*** Stored data
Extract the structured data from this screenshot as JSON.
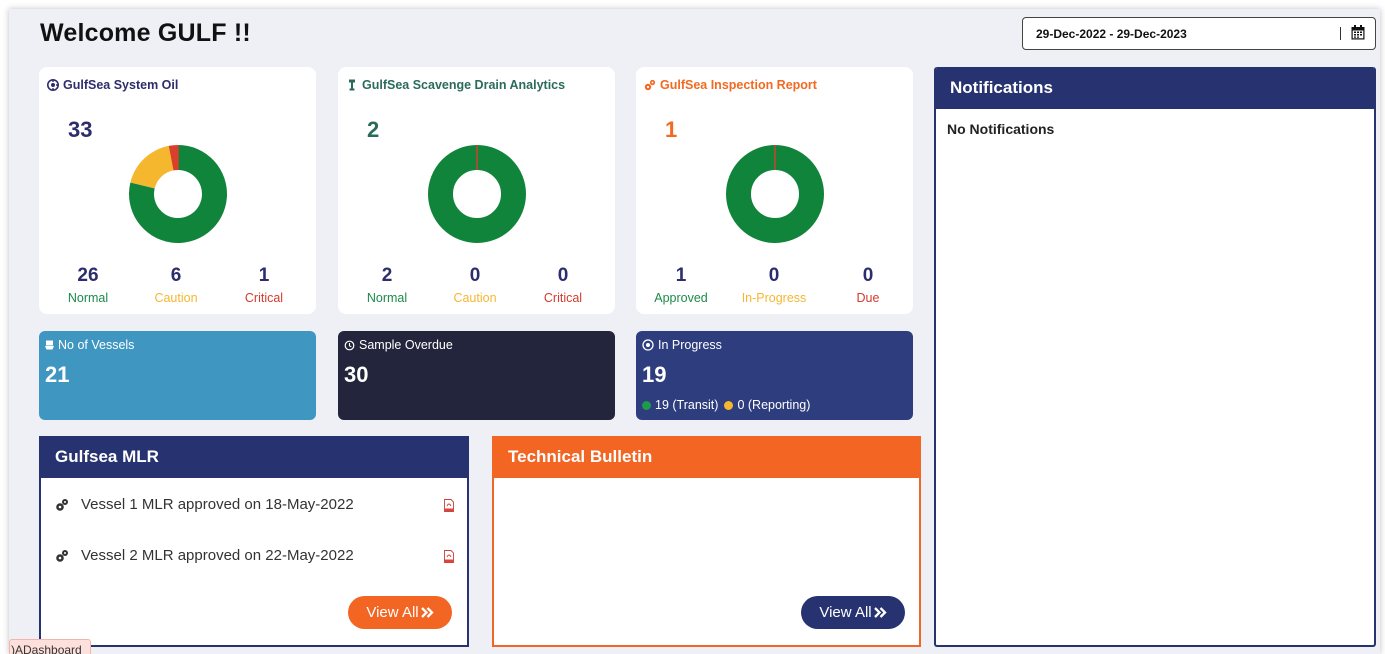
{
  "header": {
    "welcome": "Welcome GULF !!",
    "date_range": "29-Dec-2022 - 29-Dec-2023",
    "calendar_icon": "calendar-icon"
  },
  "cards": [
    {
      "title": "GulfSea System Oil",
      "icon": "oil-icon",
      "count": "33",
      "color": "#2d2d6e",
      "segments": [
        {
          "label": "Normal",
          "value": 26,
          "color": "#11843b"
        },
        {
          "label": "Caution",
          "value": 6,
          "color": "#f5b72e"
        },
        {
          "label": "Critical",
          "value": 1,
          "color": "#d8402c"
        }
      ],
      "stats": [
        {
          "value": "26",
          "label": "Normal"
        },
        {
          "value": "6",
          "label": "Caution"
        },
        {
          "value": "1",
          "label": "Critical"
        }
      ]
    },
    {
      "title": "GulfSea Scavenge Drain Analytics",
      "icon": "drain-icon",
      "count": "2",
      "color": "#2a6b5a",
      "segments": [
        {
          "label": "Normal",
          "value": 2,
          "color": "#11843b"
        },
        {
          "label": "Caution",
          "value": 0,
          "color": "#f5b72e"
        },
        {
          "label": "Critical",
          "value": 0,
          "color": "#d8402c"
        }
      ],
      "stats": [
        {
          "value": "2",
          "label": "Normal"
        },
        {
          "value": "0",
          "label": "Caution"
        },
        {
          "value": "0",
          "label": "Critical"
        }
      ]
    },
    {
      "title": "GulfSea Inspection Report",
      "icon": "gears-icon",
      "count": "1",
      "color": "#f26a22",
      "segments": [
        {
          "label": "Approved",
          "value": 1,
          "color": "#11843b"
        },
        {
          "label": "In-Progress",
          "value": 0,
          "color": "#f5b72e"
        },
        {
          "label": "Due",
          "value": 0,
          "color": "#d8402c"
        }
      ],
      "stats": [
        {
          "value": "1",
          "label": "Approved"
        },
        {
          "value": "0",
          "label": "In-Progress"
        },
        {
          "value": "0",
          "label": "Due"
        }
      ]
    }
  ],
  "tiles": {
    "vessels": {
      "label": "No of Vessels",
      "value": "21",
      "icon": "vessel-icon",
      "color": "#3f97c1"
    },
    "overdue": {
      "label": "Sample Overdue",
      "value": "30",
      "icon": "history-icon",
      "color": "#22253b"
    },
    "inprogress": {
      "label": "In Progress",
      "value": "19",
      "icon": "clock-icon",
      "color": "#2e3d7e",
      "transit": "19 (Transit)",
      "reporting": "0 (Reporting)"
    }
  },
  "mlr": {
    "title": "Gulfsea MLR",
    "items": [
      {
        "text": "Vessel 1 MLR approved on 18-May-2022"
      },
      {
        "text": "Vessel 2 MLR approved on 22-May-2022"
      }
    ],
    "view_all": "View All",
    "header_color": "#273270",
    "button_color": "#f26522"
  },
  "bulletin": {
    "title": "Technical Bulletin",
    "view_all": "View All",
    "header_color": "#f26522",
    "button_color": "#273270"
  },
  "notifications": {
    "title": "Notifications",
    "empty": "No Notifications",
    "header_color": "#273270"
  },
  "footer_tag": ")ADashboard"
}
******
*** Stored data
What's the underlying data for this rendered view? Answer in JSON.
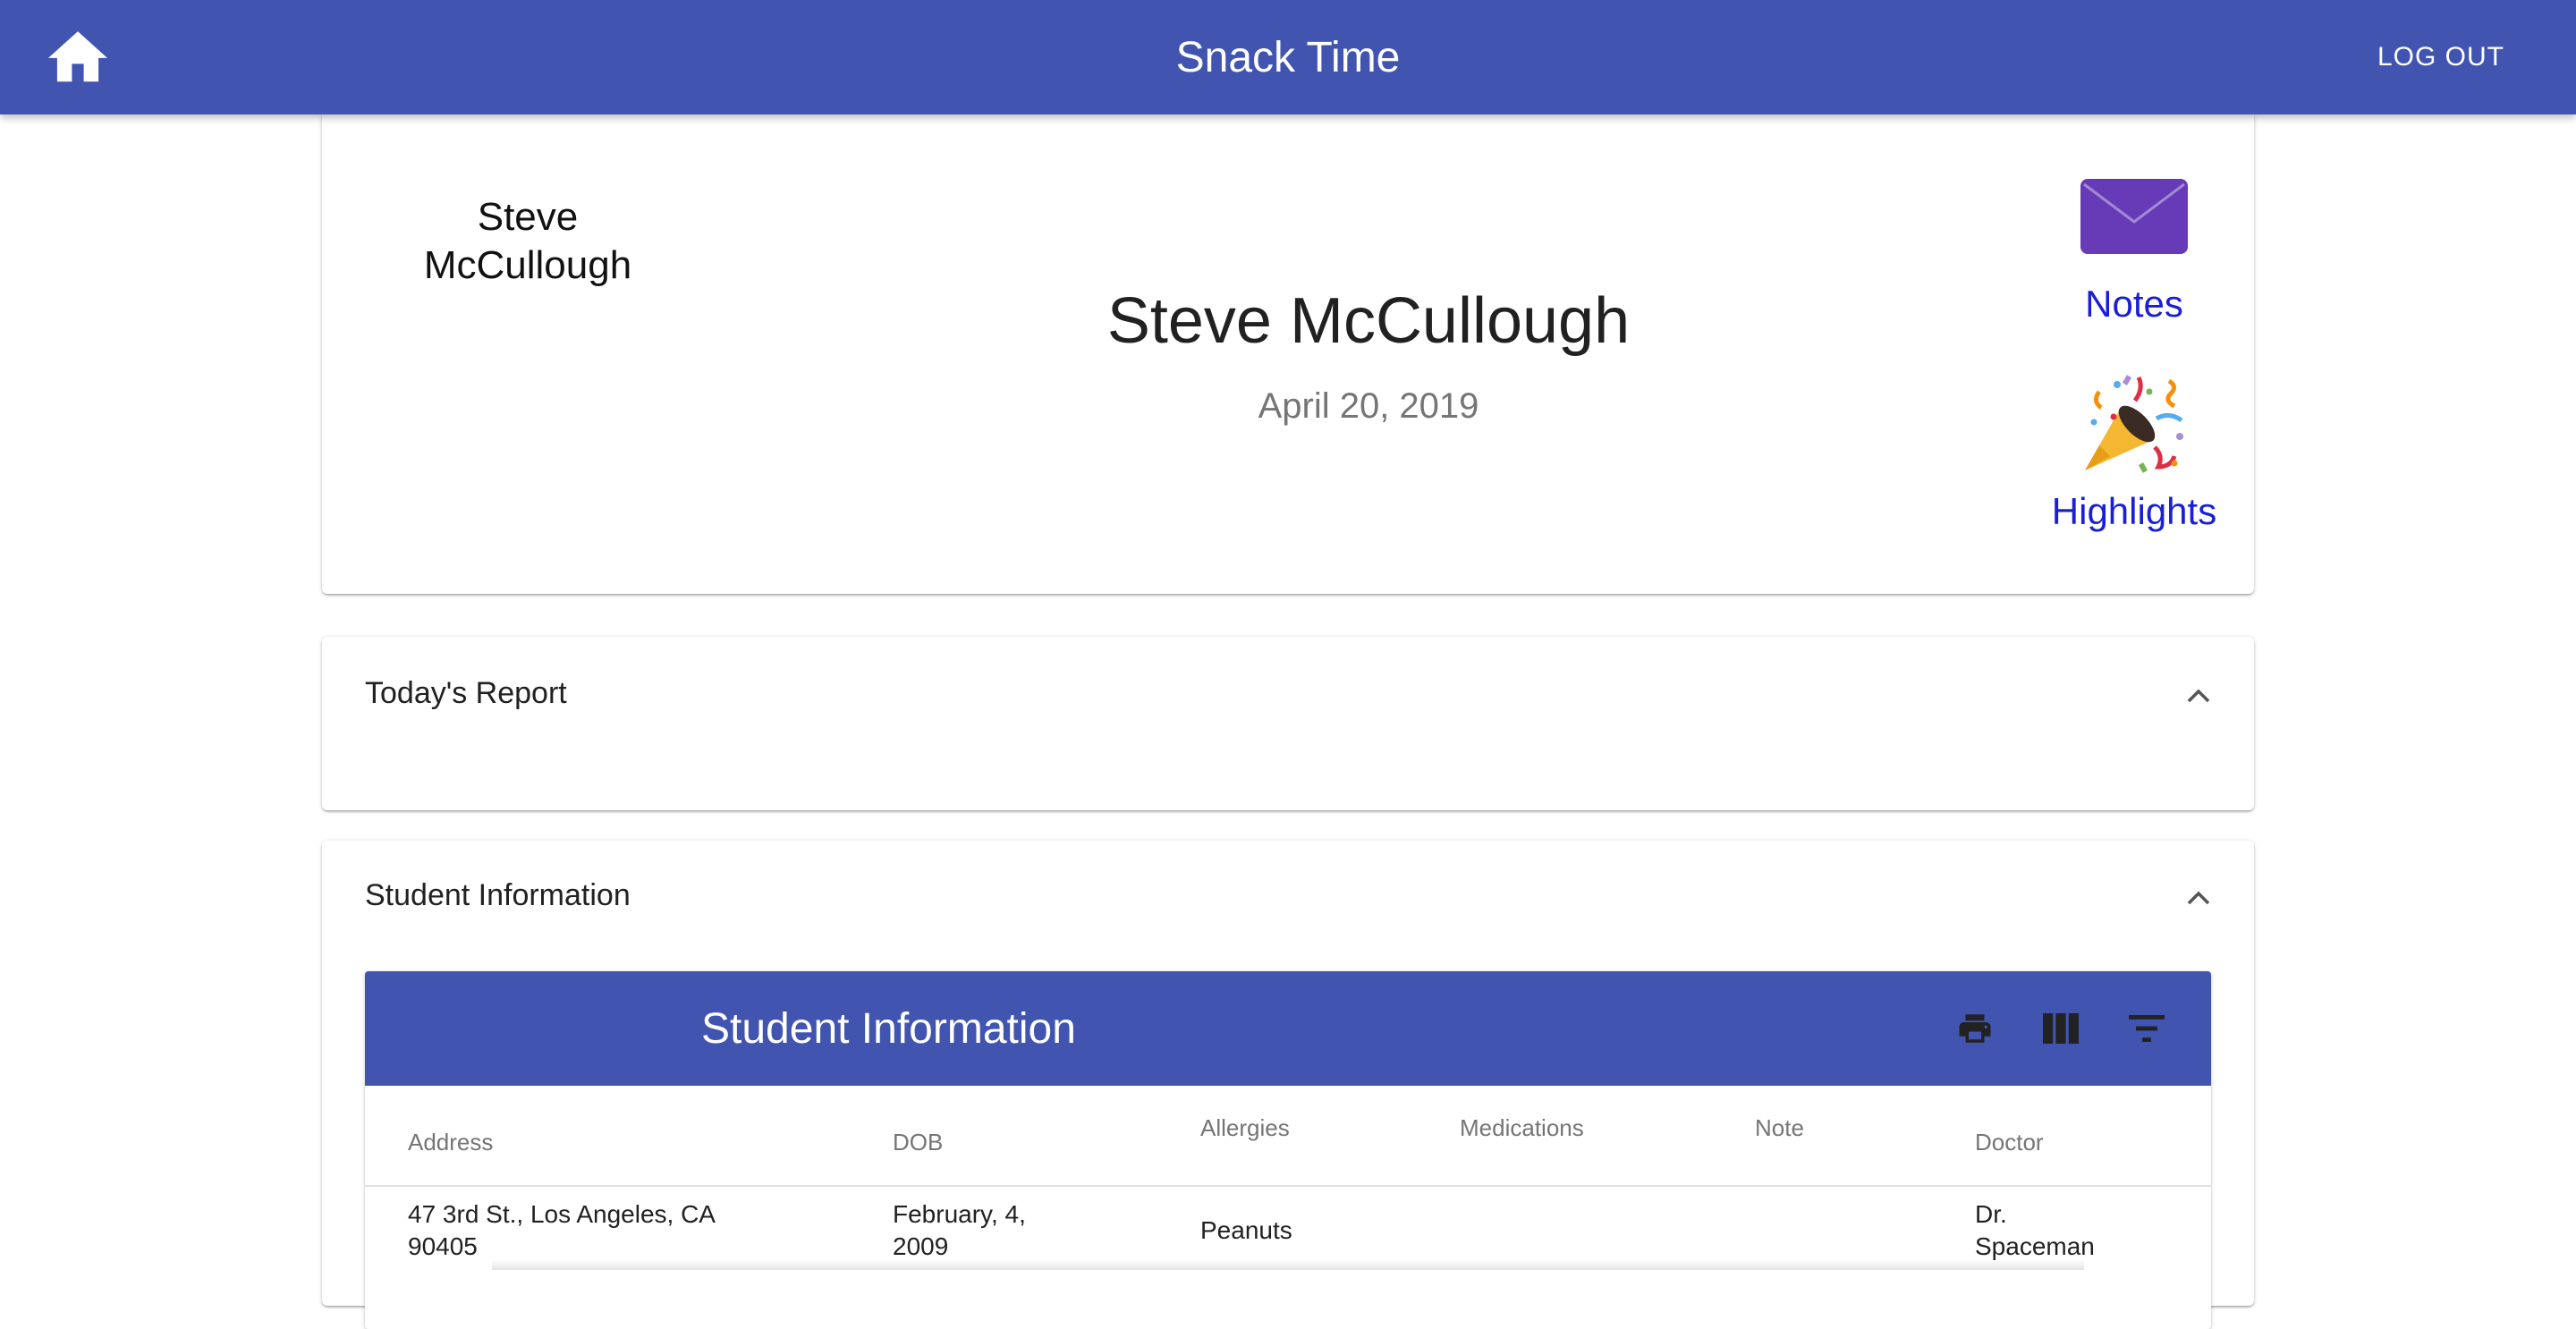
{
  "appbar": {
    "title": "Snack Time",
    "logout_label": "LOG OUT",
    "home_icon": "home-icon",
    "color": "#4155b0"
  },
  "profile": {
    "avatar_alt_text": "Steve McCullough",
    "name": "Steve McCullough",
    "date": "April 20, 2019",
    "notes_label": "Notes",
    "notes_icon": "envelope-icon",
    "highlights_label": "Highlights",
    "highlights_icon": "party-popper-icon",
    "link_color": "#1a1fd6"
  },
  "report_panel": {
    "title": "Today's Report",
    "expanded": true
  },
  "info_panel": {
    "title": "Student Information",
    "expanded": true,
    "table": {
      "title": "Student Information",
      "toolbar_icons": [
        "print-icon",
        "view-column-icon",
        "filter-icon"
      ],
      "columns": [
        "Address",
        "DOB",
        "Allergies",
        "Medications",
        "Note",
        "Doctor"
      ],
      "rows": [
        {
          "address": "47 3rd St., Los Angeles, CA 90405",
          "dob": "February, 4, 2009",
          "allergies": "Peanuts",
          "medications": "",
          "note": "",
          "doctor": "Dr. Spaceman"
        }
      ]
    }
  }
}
******
*** Stored data
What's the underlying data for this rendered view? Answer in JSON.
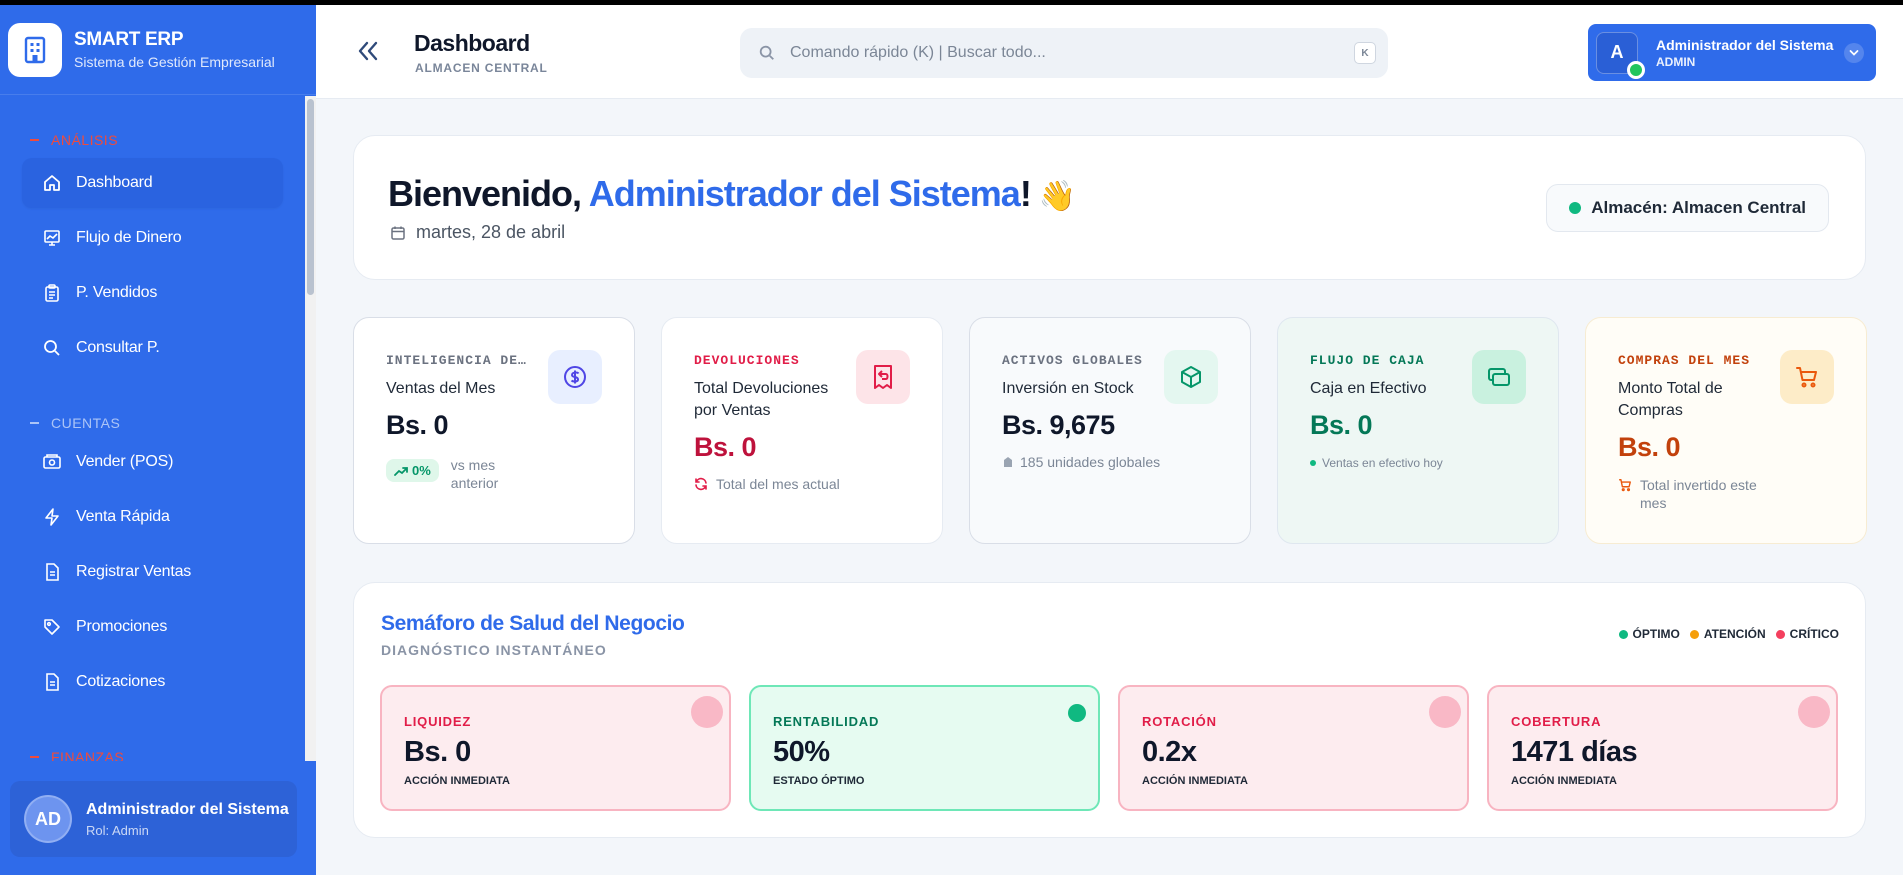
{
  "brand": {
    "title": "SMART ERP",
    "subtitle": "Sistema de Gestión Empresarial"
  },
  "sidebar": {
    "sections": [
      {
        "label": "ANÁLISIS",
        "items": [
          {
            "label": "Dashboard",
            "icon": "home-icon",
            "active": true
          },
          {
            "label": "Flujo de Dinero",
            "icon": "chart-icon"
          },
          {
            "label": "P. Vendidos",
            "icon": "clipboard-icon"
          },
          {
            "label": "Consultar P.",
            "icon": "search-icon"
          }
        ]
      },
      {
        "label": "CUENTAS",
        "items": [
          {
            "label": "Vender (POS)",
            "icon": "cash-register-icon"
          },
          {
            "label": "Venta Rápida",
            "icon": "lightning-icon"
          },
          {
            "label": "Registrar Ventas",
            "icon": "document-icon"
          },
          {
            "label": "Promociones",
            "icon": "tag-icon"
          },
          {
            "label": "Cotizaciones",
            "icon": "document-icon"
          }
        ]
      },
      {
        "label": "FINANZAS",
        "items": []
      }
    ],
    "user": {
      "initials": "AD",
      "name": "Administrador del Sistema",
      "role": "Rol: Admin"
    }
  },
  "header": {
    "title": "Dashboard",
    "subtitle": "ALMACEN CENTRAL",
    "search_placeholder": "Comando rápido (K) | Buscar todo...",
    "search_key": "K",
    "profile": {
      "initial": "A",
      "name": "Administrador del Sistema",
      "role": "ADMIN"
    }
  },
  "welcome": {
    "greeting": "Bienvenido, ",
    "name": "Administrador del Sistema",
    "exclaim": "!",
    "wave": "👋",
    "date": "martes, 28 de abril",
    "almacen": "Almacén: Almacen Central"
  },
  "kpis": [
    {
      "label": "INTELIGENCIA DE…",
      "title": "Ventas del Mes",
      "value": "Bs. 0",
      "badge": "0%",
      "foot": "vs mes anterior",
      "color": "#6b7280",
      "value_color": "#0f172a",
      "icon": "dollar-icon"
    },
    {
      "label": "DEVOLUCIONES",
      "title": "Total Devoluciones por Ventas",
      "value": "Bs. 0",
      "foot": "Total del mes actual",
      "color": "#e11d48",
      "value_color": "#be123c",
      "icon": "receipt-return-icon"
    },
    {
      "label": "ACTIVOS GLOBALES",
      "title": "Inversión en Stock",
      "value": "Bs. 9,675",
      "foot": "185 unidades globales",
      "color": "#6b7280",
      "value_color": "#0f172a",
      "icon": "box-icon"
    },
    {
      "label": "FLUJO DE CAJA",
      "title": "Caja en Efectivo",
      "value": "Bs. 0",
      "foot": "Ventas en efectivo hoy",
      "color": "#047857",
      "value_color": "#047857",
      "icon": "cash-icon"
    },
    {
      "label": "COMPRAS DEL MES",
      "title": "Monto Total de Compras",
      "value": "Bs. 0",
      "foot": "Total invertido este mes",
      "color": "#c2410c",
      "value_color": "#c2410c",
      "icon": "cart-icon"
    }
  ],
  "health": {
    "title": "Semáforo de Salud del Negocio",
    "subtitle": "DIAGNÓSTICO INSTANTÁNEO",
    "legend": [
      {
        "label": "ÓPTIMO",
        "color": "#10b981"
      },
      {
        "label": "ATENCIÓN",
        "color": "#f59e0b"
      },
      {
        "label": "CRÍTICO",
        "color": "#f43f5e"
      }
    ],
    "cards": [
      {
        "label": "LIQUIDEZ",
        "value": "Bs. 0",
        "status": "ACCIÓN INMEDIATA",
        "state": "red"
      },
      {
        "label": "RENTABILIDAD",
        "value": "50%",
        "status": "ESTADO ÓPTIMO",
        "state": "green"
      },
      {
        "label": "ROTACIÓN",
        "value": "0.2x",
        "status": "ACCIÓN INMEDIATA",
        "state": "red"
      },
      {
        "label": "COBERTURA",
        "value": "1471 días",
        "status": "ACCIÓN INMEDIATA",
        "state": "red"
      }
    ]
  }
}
******
[Task brief]: Each line in the entries above that includes the string "cash" should be extracted.

[Written reply]:
            "icon": "cash-register-icon"
      "icon": "cash-icon"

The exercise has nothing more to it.